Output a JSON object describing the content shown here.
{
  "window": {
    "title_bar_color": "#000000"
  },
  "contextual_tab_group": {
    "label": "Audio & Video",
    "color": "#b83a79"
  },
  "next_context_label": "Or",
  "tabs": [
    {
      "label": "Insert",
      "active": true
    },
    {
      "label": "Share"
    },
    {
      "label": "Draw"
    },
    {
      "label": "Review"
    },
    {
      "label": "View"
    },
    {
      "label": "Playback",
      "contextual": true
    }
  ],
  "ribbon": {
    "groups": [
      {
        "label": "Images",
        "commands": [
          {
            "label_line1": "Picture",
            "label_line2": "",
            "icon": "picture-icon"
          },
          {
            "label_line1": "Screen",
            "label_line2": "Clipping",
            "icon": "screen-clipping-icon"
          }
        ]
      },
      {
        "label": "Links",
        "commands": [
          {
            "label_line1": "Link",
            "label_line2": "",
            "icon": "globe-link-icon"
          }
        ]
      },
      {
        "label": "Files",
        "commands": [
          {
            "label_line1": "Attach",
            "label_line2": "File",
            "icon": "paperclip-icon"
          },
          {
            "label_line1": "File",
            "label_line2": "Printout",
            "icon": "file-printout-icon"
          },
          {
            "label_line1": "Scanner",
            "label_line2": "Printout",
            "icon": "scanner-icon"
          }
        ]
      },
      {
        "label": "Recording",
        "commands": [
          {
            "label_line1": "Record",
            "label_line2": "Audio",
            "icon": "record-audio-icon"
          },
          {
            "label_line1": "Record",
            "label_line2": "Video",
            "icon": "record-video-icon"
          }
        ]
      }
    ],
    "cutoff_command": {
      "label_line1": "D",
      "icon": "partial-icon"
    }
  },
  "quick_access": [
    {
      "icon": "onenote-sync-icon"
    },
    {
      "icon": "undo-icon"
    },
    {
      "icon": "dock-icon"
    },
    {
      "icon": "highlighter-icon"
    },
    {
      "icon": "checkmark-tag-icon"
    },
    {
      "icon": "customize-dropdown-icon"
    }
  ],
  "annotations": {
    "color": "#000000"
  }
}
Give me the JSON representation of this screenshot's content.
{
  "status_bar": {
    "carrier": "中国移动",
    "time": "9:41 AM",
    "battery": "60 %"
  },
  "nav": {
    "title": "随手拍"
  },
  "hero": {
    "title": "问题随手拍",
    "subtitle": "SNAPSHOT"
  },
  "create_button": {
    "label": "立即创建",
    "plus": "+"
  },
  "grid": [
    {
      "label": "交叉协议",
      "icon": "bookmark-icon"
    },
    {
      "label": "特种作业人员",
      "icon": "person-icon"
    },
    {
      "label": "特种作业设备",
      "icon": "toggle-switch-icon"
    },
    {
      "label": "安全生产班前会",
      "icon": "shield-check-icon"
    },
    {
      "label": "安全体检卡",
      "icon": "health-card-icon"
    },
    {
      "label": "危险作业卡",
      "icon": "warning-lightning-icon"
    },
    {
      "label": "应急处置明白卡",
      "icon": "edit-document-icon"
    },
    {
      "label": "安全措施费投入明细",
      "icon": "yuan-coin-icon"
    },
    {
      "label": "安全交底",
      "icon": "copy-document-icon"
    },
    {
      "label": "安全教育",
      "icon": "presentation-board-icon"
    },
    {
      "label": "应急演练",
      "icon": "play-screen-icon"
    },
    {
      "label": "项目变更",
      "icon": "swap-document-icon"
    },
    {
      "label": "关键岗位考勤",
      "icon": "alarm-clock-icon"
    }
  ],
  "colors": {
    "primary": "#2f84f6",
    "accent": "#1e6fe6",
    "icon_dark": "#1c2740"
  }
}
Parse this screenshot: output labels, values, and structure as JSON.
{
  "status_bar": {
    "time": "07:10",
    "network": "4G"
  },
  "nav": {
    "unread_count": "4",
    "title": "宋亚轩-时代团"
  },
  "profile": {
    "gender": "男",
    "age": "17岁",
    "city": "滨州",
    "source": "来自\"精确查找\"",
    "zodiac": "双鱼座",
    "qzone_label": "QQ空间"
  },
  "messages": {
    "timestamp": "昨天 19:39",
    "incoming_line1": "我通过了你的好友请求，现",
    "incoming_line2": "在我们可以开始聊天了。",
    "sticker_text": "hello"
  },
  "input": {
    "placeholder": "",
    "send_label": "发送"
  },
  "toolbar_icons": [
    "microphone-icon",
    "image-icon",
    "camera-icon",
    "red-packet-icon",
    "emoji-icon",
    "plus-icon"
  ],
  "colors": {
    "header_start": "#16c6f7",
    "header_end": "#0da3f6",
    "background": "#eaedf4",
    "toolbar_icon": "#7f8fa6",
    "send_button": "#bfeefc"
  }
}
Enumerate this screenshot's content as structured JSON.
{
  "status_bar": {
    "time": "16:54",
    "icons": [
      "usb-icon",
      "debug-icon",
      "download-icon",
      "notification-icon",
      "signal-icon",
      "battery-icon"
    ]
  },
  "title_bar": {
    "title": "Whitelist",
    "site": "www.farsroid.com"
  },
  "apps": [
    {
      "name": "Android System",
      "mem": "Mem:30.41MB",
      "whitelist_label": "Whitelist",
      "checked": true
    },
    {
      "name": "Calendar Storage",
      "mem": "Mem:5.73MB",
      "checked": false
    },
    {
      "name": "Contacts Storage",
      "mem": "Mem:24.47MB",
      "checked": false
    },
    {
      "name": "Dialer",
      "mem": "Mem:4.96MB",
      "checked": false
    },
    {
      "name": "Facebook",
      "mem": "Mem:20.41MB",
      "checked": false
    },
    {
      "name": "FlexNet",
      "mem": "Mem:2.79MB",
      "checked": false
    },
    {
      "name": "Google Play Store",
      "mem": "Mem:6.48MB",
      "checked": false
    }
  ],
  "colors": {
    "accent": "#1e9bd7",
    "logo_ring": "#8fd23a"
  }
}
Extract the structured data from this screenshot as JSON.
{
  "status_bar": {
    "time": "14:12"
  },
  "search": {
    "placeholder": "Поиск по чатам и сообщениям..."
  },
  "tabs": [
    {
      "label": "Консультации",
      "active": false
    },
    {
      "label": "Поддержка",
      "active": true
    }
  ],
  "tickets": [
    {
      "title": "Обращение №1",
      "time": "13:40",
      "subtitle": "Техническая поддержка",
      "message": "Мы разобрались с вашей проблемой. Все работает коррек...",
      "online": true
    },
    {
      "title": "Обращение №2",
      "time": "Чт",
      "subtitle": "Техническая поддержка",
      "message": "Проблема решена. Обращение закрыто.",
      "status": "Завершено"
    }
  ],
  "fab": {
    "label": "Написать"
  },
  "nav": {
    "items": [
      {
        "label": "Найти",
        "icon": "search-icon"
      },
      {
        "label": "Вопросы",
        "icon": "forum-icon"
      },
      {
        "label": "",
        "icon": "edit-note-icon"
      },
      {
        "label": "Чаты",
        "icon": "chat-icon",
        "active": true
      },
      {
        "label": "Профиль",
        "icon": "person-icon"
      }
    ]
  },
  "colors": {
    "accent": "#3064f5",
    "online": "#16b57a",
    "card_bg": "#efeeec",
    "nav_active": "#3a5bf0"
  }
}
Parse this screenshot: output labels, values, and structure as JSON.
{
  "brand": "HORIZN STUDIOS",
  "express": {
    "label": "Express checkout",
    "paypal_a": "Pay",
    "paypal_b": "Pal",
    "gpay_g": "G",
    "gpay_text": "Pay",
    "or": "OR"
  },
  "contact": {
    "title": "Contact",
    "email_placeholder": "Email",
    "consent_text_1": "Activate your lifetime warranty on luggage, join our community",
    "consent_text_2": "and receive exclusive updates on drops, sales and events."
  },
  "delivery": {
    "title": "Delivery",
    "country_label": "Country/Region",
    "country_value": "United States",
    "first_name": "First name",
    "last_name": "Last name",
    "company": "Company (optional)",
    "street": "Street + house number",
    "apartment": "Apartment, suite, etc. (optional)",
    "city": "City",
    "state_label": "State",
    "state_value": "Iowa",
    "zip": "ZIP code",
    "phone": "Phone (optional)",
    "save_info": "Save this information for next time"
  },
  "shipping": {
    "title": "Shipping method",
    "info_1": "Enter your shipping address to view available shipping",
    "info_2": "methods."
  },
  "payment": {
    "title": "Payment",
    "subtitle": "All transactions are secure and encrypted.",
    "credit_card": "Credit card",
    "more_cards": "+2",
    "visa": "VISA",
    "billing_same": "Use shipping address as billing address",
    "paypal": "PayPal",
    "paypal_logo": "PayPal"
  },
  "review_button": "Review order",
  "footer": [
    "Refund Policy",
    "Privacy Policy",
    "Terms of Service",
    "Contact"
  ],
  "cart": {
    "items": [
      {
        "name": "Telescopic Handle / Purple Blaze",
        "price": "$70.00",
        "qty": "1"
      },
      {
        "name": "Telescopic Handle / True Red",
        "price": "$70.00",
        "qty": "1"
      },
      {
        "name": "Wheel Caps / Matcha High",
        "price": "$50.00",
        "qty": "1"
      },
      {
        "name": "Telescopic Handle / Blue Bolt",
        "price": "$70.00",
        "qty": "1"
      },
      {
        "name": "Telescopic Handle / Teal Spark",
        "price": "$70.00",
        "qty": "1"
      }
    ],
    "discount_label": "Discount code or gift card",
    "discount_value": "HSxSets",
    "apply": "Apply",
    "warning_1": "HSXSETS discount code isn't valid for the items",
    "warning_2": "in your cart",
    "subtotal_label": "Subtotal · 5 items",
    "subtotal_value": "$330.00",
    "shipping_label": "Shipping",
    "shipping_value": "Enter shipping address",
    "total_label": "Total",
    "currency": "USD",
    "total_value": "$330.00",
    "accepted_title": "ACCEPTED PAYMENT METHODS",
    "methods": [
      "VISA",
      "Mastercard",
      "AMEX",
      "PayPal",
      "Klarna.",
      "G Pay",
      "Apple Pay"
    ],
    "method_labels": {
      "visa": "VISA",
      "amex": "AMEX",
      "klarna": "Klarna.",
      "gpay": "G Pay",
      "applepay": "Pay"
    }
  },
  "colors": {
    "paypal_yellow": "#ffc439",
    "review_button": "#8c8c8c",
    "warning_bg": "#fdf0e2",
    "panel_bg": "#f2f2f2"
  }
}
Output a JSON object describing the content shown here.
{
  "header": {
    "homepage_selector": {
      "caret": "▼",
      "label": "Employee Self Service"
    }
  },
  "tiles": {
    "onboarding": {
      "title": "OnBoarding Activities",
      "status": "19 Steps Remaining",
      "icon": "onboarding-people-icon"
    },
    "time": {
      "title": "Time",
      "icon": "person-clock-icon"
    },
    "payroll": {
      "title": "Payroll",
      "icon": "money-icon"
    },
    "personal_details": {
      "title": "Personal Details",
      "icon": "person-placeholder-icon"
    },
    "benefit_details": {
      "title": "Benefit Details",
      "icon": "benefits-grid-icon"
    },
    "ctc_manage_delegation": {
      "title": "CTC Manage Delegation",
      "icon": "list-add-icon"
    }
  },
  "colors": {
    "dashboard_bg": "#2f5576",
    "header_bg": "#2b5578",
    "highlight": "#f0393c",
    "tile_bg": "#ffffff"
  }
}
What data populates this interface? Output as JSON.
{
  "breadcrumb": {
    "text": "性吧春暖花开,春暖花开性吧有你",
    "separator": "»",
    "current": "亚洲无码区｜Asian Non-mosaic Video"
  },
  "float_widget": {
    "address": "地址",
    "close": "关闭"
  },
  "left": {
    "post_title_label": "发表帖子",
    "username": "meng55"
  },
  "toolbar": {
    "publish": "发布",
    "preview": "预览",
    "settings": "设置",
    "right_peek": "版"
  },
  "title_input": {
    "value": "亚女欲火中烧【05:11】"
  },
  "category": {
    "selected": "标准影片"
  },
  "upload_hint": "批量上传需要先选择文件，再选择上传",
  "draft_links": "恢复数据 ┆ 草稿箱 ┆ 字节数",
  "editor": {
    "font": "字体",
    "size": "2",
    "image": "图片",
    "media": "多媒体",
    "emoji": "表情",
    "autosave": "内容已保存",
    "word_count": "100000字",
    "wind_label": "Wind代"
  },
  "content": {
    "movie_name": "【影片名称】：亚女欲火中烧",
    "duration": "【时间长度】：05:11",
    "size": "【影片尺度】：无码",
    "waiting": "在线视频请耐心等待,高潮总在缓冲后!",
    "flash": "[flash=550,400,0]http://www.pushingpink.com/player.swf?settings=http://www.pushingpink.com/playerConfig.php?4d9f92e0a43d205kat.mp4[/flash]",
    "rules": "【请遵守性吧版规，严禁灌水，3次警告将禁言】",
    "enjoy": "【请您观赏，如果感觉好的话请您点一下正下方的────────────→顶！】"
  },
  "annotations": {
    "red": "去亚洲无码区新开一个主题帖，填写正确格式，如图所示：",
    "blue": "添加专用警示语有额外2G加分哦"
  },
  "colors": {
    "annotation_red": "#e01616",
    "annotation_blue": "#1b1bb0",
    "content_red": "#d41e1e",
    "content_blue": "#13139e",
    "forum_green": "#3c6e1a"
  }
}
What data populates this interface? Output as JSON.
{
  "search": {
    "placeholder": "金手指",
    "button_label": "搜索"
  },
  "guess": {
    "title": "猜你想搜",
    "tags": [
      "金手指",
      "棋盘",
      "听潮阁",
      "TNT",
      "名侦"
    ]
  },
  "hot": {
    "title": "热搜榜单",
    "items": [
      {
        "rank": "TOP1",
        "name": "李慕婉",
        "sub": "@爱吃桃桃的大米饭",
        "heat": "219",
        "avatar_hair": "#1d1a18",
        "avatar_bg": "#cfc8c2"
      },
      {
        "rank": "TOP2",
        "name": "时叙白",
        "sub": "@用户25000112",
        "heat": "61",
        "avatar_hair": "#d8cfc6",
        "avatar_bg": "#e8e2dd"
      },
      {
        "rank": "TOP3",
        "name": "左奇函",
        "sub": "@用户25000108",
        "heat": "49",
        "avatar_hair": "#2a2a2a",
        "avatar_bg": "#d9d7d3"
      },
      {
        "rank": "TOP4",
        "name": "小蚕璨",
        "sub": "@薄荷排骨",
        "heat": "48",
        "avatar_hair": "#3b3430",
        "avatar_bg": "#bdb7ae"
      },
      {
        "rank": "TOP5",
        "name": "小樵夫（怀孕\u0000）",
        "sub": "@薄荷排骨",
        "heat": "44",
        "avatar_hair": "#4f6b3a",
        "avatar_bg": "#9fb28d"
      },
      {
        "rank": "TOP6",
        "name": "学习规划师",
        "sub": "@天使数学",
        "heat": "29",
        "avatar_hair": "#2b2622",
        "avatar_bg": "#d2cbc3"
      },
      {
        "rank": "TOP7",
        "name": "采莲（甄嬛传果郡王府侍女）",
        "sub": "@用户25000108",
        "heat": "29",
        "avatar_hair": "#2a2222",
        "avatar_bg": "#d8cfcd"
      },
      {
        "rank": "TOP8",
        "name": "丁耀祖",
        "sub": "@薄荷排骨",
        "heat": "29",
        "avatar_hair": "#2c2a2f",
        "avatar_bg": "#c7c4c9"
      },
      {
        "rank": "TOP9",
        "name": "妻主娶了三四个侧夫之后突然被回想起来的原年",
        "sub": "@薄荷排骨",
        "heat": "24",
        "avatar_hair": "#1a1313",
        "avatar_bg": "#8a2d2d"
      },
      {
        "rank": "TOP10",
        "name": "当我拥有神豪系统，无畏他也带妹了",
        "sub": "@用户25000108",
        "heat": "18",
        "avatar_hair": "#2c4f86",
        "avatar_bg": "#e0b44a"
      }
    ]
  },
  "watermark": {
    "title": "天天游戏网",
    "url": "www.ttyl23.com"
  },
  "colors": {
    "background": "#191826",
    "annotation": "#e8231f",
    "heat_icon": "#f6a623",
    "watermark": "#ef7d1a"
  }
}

------------------------------------------------

## WORK INSTRUCTIONS
Locate all lines that include the word "rank" and copy them out.

## OUTPUT BELOW
        "rank": "TOP1",
        "rank": "TOP2",
        "rank": "TOP3",
        "rank": "TOP4",
        "rank": "TOP5",
        "rank": "TOP6",
        "rank": "TOP7",
        "rank": "TOP8",
        "rank": "TOP9",
        "rank": "TOP10",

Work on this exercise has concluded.